[START]
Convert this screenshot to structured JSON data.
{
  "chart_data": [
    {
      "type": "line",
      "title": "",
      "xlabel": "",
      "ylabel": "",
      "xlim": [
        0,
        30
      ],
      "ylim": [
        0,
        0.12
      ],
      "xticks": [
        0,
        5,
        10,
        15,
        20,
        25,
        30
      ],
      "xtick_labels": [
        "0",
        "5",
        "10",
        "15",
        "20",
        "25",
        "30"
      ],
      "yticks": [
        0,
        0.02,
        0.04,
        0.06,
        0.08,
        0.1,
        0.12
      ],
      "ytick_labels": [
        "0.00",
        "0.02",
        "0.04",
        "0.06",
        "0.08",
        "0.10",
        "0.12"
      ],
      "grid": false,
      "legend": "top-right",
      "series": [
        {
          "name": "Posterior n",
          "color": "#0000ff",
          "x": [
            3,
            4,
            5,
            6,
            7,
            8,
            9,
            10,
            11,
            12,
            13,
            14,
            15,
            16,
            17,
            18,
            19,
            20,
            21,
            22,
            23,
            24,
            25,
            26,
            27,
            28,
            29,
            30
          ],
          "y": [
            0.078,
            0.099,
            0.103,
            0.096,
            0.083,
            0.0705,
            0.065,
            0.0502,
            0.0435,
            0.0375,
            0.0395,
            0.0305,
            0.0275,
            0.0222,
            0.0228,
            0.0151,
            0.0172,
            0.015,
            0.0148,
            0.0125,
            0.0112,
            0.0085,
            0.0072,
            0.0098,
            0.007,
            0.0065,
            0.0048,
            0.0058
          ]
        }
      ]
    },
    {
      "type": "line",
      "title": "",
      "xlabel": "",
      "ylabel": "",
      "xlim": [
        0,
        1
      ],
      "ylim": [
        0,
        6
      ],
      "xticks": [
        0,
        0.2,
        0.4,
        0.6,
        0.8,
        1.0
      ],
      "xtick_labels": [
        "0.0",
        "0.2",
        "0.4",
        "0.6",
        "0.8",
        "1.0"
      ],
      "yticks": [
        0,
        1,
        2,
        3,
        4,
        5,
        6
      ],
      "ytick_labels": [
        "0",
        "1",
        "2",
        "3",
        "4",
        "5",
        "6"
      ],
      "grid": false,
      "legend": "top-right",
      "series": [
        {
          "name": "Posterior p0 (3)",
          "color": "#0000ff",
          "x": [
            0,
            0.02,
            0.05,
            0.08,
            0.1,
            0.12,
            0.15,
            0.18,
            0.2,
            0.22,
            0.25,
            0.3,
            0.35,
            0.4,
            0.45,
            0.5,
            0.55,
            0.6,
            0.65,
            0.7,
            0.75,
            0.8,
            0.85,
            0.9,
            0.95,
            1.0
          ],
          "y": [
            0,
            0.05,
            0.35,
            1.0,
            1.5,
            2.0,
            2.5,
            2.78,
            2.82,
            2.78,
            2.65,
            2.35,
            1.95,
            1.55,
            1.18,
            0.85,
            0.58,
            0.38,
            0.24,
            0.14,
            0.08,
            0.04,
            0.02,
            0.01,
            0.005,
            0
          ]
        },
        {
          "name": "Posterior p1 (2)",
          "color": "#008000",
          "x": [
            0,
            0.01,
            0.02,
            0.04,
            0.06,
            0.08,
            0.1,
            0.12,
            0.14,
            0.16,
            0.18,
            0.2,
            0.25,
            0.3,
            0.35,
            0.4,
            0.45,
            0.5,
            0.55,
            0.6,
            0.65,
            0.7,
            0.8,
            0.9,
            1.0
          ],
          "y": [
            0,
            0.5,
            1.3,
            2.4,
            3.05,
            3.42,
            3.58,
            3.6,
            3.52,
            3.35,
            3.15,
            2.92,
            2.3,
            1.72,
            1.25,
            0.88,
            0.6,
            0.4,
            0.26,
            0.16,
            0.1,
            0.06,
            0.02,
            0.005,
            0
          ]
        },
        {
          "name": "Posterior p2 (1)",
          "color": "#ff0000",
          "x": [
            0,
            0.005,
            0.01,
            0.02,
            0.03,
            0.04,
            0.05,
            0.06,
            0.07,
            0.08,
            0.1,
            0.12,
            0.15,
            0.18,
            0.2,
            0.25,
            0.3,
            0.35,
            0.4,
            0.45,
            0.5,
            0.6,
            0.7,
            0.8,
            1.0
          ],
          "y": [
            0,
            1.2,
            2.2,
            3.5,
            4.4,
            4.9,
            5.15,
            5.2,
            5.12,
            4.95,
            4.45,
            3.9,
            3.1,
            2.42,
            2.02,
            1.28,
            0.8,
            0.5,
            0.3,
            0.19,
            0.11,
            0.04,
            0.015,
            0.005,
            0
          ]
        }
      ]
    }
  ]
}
[END]
[START]
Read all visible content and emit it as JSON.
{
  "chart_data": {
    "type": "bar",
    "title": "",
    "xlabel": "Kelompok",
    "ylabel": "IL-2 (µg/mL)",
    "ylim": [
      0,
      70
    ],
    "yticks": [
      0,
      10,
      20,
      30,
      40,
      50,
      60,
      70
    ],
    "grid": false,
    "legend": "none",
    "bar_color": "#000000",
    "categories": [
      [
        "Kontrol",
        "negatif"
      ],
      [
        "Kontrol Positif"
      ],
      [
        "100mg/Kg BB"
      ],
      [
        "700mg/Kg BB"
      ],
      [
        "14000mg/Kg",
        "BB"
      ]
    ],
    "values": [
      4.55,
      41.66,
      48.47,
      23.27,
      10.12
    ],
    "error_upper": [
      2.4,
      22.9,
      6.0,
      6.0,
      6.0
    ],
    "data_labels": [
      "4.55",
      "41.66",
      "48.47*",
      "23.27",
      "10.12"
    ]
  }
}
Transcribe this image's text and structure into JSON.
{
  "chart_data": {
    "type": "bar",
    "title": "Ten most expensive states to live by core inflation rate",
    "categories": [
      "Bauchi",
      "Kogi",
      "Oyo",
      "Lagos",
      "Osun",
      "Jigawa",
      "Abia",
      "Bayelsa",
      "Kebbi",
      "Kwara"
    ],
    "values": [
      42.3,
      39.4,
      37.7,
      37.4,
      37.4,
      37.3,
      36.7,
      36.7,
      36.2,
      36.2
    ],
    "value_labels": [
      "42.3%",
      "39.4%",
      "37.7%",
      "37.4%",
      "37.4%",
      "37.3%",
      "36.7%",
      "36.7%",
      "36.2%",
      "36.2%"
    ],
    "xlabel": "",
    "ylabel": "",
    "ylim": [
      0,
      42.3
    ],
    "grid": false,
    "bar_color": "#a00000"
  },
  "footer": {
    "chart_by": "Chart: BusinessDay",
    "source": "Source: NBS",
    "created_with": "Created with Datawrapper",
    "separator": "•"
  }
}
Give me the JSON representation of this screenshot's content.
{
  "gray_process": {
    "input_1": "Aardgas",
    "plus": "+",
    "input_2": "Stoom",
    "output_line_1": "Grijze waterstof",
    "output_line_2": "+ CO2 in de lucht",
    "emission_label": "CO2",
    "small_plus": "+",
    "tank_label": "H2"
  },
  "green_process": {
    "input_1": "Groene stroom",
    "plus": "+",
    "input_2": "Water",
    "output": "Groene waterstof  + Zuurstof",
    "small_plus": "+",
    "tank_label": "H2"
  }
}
[END]
[Exercise task]
Read the lines above. Gather those in which the string "Groene" is found.

[Answer to the task]
    "input_1": "Groene stroom",
    "output": "Groene waterstof  + Zuurstof",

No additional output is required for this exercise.